══ Supplied data
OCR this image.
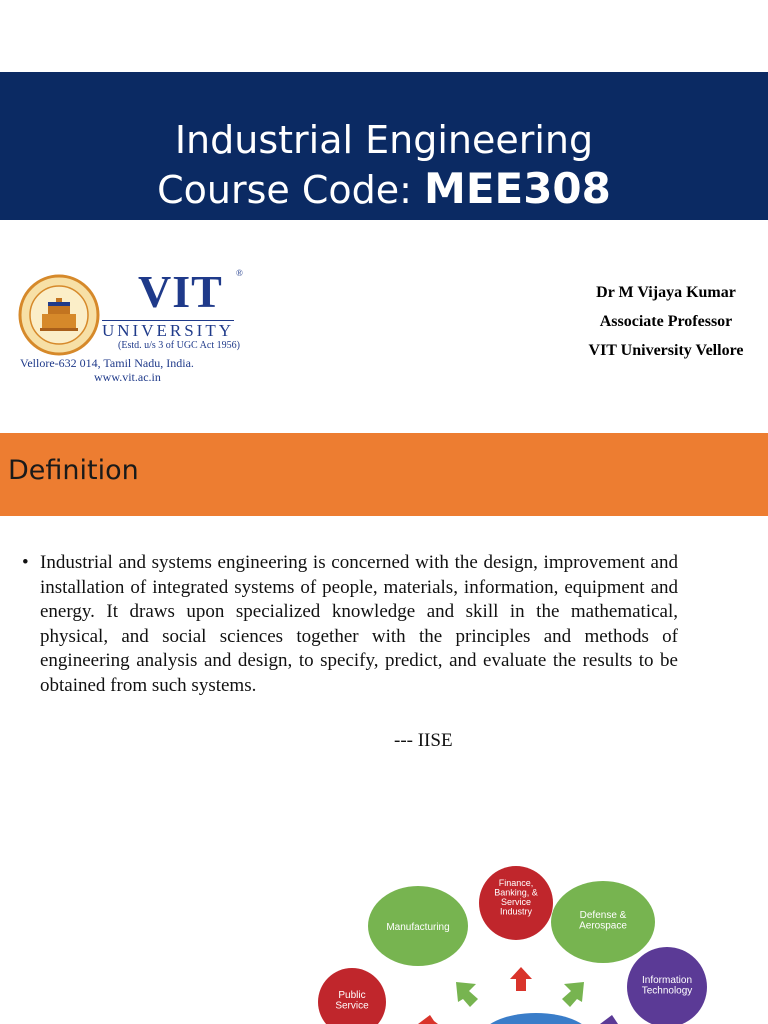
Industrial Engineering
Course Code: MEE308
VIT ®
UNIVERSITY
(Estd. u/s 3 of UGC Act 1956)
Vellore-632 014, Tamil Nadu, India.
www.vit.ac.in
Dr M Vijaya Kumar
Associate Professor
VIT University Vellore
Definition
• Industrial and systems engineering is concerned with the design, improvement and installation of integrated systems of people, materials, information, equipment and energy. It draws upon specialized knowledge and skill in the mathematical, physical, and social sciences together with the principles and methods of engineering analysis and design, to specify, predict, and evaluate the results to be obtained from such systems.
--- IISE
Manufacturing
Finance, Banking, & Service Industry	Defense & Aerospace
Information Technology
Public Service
════
══ Supplied data
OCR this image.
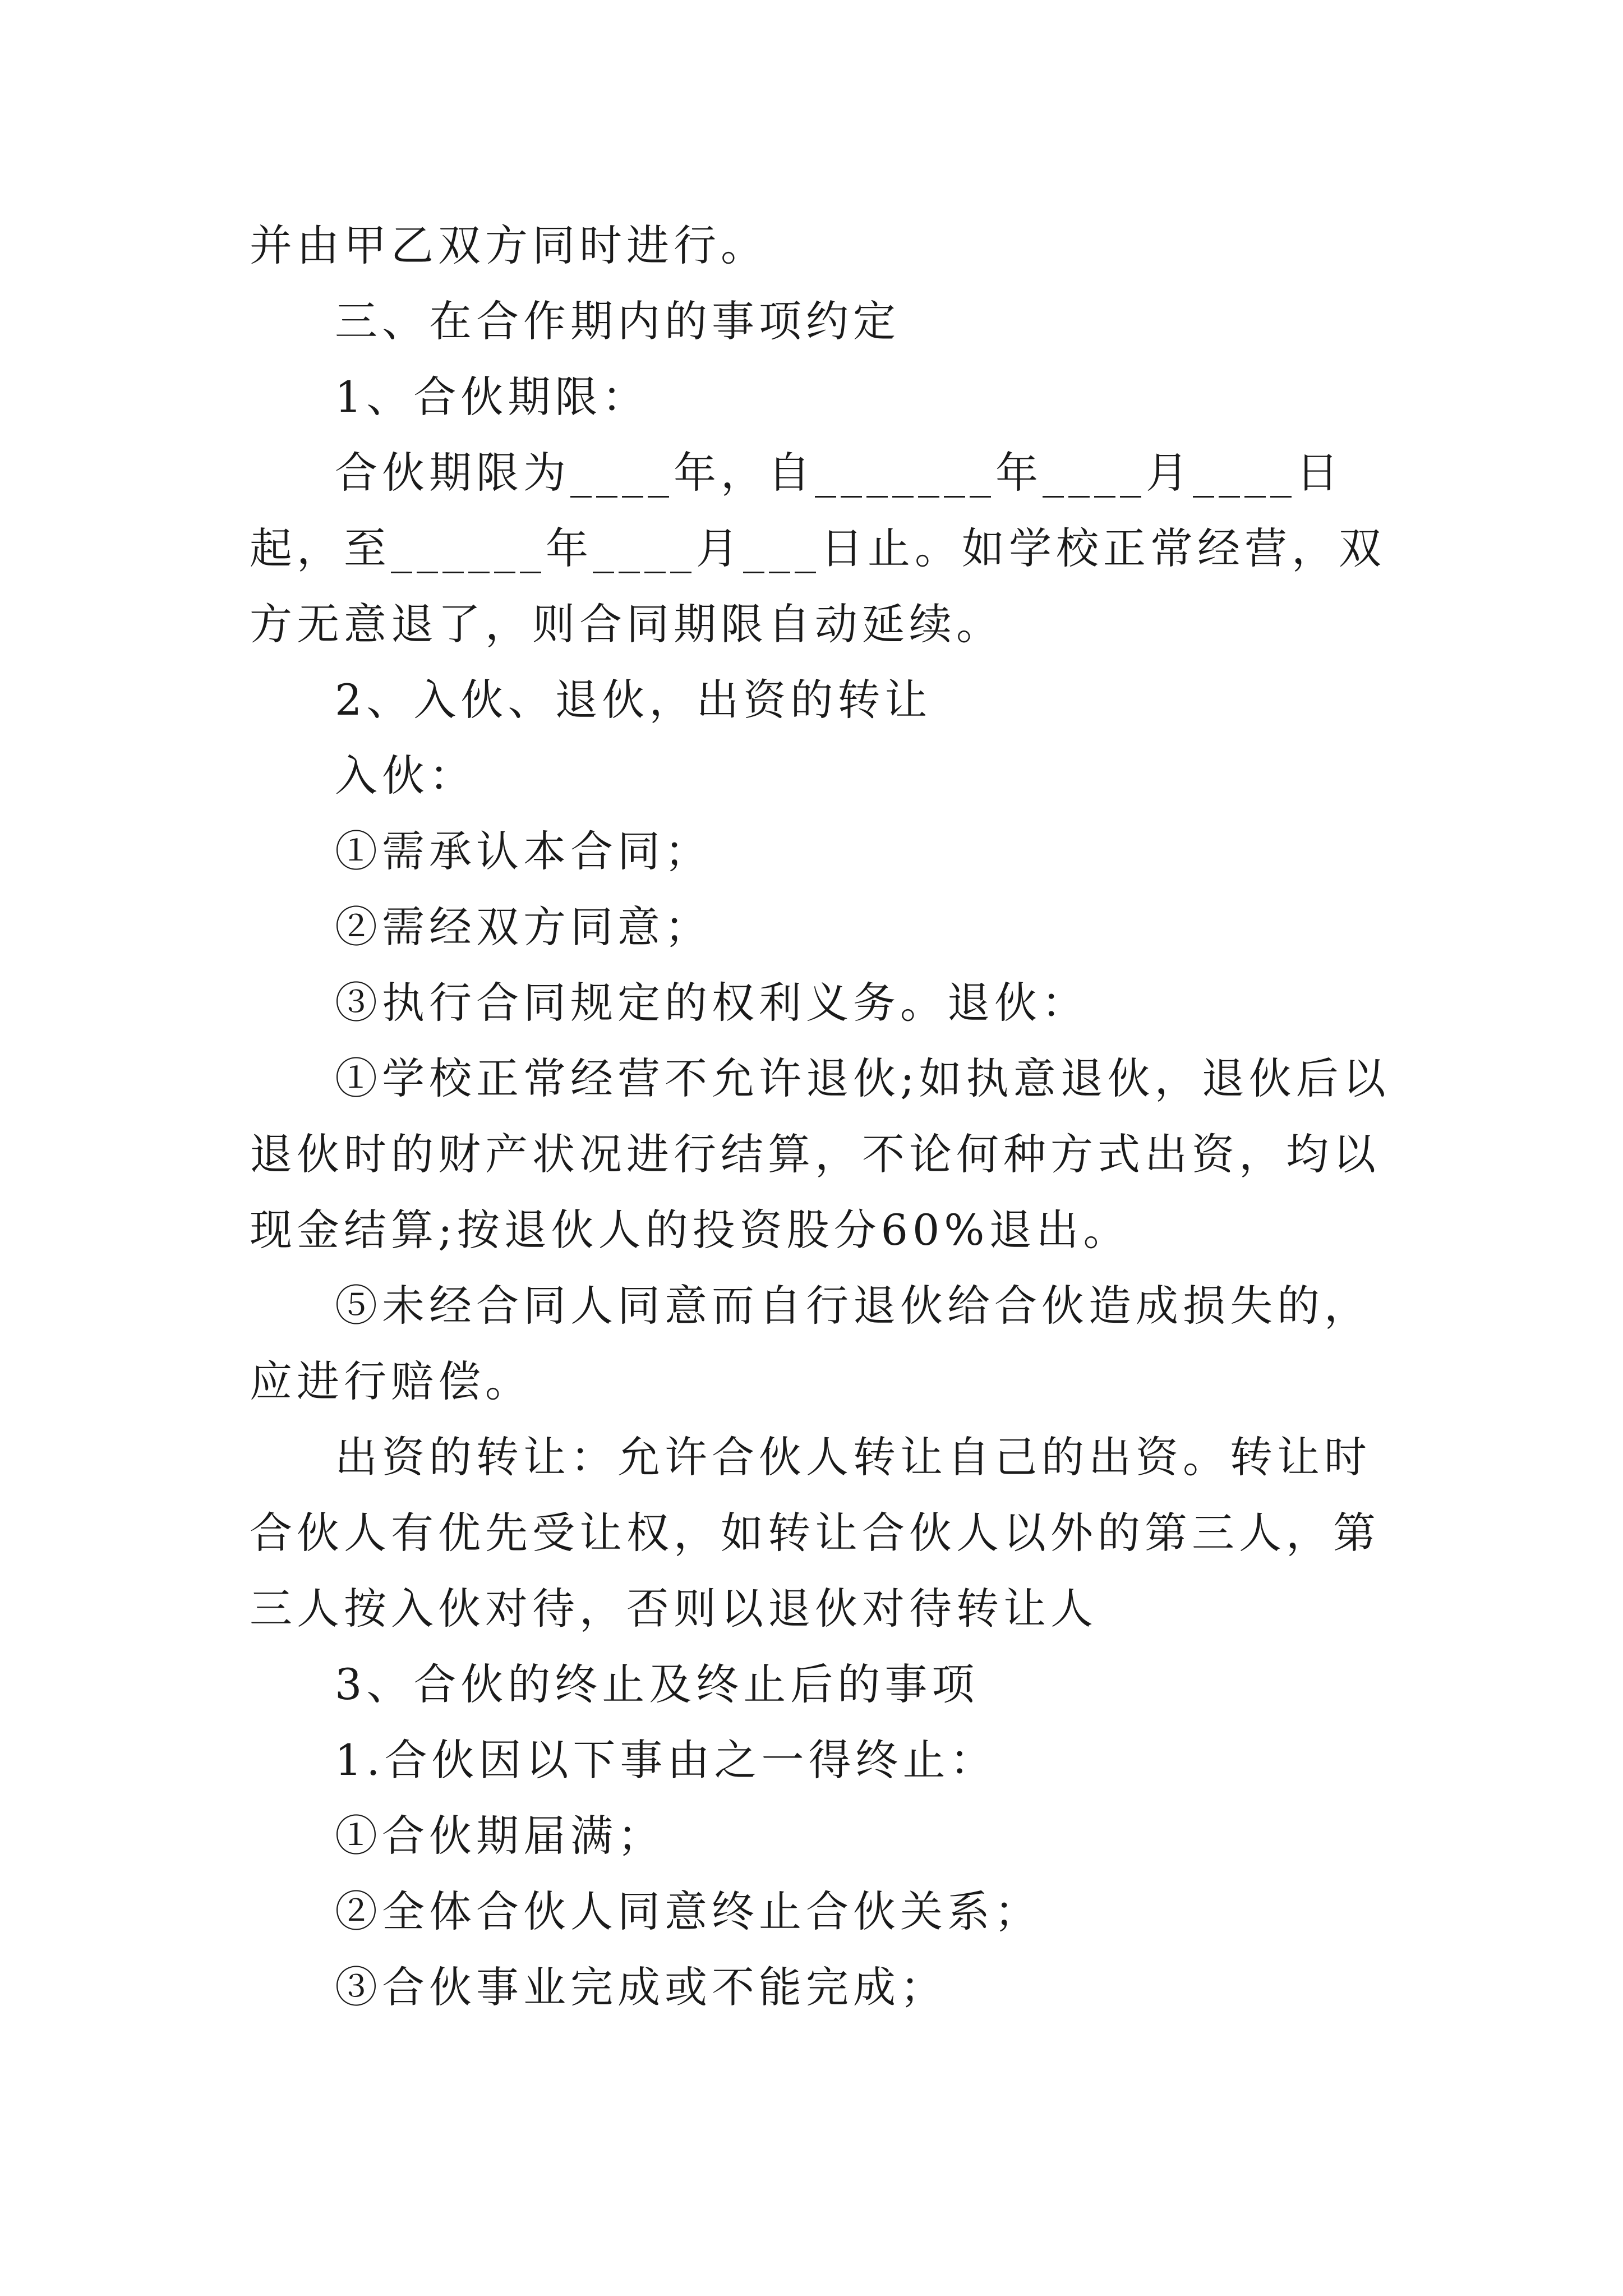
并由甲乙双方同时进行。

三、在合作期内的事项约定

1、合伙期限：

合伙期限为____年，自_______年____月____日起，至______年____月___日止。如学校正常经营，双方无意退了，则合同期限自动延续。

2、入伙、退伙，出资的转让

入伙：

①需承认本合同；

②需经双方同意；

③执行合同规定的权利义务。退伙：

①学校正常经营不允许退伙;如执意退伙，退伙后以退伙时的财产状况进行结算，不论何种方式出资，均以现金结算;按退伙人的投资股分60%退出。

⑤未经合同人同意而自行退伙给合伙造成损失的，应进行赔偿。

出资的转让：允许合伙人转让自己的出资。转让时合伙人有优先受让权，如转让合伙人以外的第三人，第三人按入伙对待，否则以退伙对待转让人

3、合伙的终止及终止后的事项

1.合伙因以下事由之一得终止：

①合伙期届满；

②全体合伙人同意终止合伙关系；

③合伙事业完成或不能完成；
════
▶ The problem: Only the number is wanted: how many lines in the data include the string "Service"?

▶ Expected answer: 2